-- START OF Entries supplied --
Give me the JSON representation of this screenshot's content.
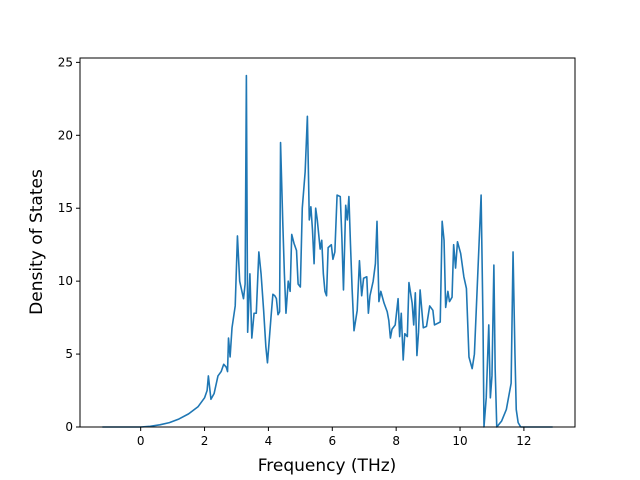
{
  "chart_data": {
    "type": "line",
    "xlabel": "Frequency (THz)",
    "ylabel": "Density of States",
    "color": "#1f77b4",
    "x": [
      -1.2,
      -0.5,
      0,
      0.3,
      0.6,
      0.9,
      1.2,
      1.5,
      1.8,
      2.0,
      2.08,
      2.12,
      2.2,
      2.3,
      2.42,
      2.52,
      2.6,
      2.68,
      2.72,
      2.75,
      2.8,
      2.86,
      2.96,
      3.03,
      3.1,
      3.15,
      3.22,
      3.27,
      3.31,
      3.35,
      3.42,
      3.48,
      3.55,
      3.62,
      3.7,
      3.77,
      3.85,
      3.92,
      3.97,
      4.02,
      4.08,
      4.14,
      4.2,
      4.25,
      4.3,
      4.35,
      4.38,
      4.45,
      4.5,
      4.55,
      4.62,
      4.68,
      4.73,
      4.8,
      4.88,
      4.93,
      5.0,
      5.06,
      5.15,
      5.22,
      5.28,
      5.33,
      5.38,
      5.43,
      5.48,
      5.53,
      5.62,
      5.67,
      5.72,
      5.77,
      5.82,
      5.87,
      5.97,
      6.02,
      6.08,
      6.15,
      6.25,
      6.3,
      6.35,
      6.42,
      6.47,
      6.52,
      6.57,
      6.62,
      6.68,
      6.78,
      6.85,
      6.92,
      6.98,
      7.08,
      7.13,
      7.18,
      7.28,
      7.35,
      7.4,
      7.46,
      7.52,
      7.62,
      7.72,
      7.77,
      7.82,
      7.87,
      7.97,
      8.06,
      8.11,
      8.16,
      8.22,
      8.27,
      8.35,
      8.4,
      8.5,
      8.55,
      8.6,
      8.65,
      8.7,
      8.75,
      8.85,
      8.95,
      9.05,
      9.15,
      9.2,
      9.38,
      9.44,
      9.5,
      9.55,
      9.62,
      9.67,
      9.75,
      9.8,
      9.86,
      9.92,
      10.02,
      10.12,
      10.2,
      10.28,
      10.38,
      10.45,
      10.66,
      10.72,
      10.75,
      10.82,
      10.9,
      10.95,
      11.0,
      11.06,
      11.1,
      11.15,
      11.3,
      11.45,
      11.6,
      11.66,
      11.72,
      11.76,
      11.82,
      11.9,
      12.9
    ],
    "values": [
      0,
      0,
      0,
      0.05,
      0.15,
      0.3,
      0.55,
      0.9,
      1.4,
      2.0,
      2.5,
      3.5,
      1.9,
      2.3,
      3.5,
      3.8,
      4.3,
      4.1,
      3.8,
      6.1,
      4.8,
      6.8,
      8.3,
      13.1,
      10,
      9.5,
      8.8,
      9.8,
      24.1,
      6.5,
      10.5,
      6.1,
      7.8,
      7.8,
      12.0,
      10.5,
      8,
      5.5,
      4.4,
      5.8,
      7.5,
      9.1,
      9.0,
      8.8,
      7.7,
      7.9,
      19.5,
      14,
      10.5,
      7.8,
      10.0,
      9.3,
      13.2,
      12.6,
      12.1,
      9.8,
      9.6,
      15,
      17.5,
      21.3,
      14.2,
      15.1,
      13.5,
      11.2,
      15,
      14.2,
      12.2,
      12.8,
      10.5,
      9.3,
      9,
      12.3,
      12.5,
      11.5,
      12,
      15.9,
      15.8,
      13,
      9.4,
      15.2,
      14.2,
      15.8,
      12.5,
      9.5,
      6.6,
      8.0,
      11.4,
      9.0,
      10.2,
      10.3,
      7.8,
      9,
      10,
      11.2,
      14.1,
      8.6,
      9.3,
      8.5,
      7.9,
      7.3,
      6.1,
      6.7,
      7.0,
      8.8,
      6.2,
      7.8,
      4.6,
      6.4,
      6.2,
      9.9,
      8.5,
      7.0,
      9.2,
      4.9,
      6.5,
      9.4,
      6.8,
      6.9,
      8.3,
      8.0,
      7.0,
      7.2,
      14.1,
      12.8,
      8.2,
      9.3,
      8.6,
      8.9,
      12.5,
      10.9,
      12.7,
      11.9,
      10.3,
      9.5,
      4.8,
      4.0,
      5.0,
      15.9,
      7,
      0,
      2,
      7.0,
      2.0,
      3.5,
      11.1,
      4,
      0,
      0.4,
      1.2,
      3,
      12.0,
      5,
      1.2,
      0.3,
      0,
      0
    ],
    "xlim": [
      -1.9,
      13.6
    ],
    "xticks": [
      0,
      2,
      4,
      6,
      8,
      10,
      12
    ],
    "ylim": [
      0,
      25.3
    ],
    "yticks": [
      0,
      5,
      10,
      15,
      20,
      25
    ]
  }
}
-- END OF Entries supplied --
Stated exercise: Leave out the pictures and print each record exactly as it stands.

Expected output:
Give me the JSON representation of this screenshot's content.
{
  "chart_data": {
    "type": "line",
    "xlabel": "Frequency (THz)",
    "ylabel": "Density of States",
    "color": "#1f77b4",
    "x": [
      -1.2,
      -0.5,
      0,
      0.3,
      0.6,
      0.9,
      1.2,
      1.5,
      1.8,
      2.0,
      2.08,
      2.12,
      2.2,
      2.3,
      2.42,
      2.52,
      2.6,
      2.68,
      2.72,
      2.75,
      2.8,
      2.86,
      2.96,
      3.03,
      3.1,
      3.15,
      3.22,
      3.27,
      3.31,
      3.35,
      3.42,
      3.48,
      3.55,
      3.62,
      3.7,
      3.77,
      3.85,
      3.92,
      3.97,
      4.02,
      4.08,
      4.14,
      4.2,
      4.25,
      4.3,
      4.35,
      4.38,
      4.45,
      4.5,
      4.55,
      4.62,
      4.68,
      4.73,
      4.8,
      4.88,
      4.93,
      5.0,
      5.06,
      5.15,
      5.22,
      5.28,
      5.33,
      5.38,
      5.43,
      5.48,
      5.53,
      5.62,
      5.67,
      5.72,
      5.77,
      5.82,
      5.87,
      5.97,
      6.02,
      6.08,
      6.15,
      6.25,
      6.3,
      6.35,
      6.42,
      6.47,
      6.52,
      6.57,
      6.62,
      6.68,
      6.78,
      6.85,
      6.92,
      6.98,
      7.08,
      7.13,
      7.18,
      7.28,
      7.35,
      7.4,
      7.46,
      7.52,
      7.62,
      7.72,
      7.77,
      7.82,
      7.87,
      7.97,
      8.06,
      8.11,
      8.16,
      8.22,
      8.27,
      8.35,
      8.4,
      8.5,
      8.55,
      8.6,
      8.65,
      8.7,
      8.75,
      8.85,
      8.95,
      9.05,
      9.15,
      9.2,
      9.38,
      9.44,
      9.5,
      9.55,
      9.62,
      9.67,
      9.75,
      9.8,
      9.86,
      9.92,
      10.02,
      10.12,
      10.2,
      10.28,
      10.38,
      10.45,
      10.66,
      10.72,
      10.75,
      10.82,
      10.9,
      10.95,
      11.0,
      11.06,
      11.1,
      11.15,
      11.3,
      11.45,
      11.6,
      11.66,
      11.72,
      11.76,
      11.82,
      11.9,
      12.9
    ],
    "values": [
      0,
      0,
      0,
      0.05,
      0.15,
      0.3,
      0.55,
      0.9,
      1.4,
      2.0,
      2.5,
      3.5,
      1.9,
      2.3,
      3.5,
      3.8,
      4.3,
      4.1,
      3.8,
      6.1,
      4.8,
      6.8,
      8.3,
      13.1,
      10,
      9.5,
      8.8,
      9.8,
      24.1,
      6.5,
      10.5,
      6.1,
      7.8,
      7.8,
      12.0,
      10.5,
      8,
      5.5,
      4.4,
      5.8,
      7.5,
      9.1,
      9.0,
      8.8,
      7.7,
      7.9,
      19.5,
      14,
      10.5,
      7.8,
      10.0,
      9.3,
      13.2,
      12.6,
      12.1,
      9.8,
      9.6,
      15,
      17.5,
      21.3,
      14.2,
      15.1,
      13.5,
      11.2,
      15,
      14.2,
      12.2,
      12.8,
      10.5,
      9.3,
      9,
      12.3,
      12.5,
      11.5,
      12,
      15.9,
      15.8,
      13,
      9.4,
      15.2,
      14.2,
      15.8,
      12.5,
      9.5,
      6.6,
      8.0,
      11.4,
      9.0,
      10.2,
      10.3,
      7.8,
      9,
      10,
      11.2,
      14.1,
      8.6,
      9.3,
      8.5,
      7.9,
      7.3,
      6.1,
      6.7,
      7.0,
      8.8,
      6.2,
      7.8,
      4.6,
      6.4,
      6.2,
      9.9,
      8.5,
      7.0,
      9.2,
      4.9,
      6.5,
      9.4,
      6.8,
      6.9,
      8.3,
      8.0,
      7.0,
      7.2,
      14.1,
      12.8,
      8.2,
      9.3,
      8.6,
      8.9,
      12.5,
      10.9,
      12.7,
      11.9,
      10.3,
      9.5,
      4.8,
      4.0,
      5.0,
      15.9,
      7,
      0,
      2,
      7.0,
      2.0,
      3.5,
      11.1,
      4,
      0,
      0.4,
      1.2,
      3,
      12.0,
      5,
      1.2,
      0.3,
      0,
      0
    ],
    "xlim": [
      -1.9,
      13.6
    ],
    "xticks": [
      0,
      2,
      4,
      6,
      8,
      10,
      12
    ],
    "ylim": [
      0,
      25.3
    ],
    "yticks": [
      0,
      5,
      10,
      15,
      20,
      25
    ]
  }
}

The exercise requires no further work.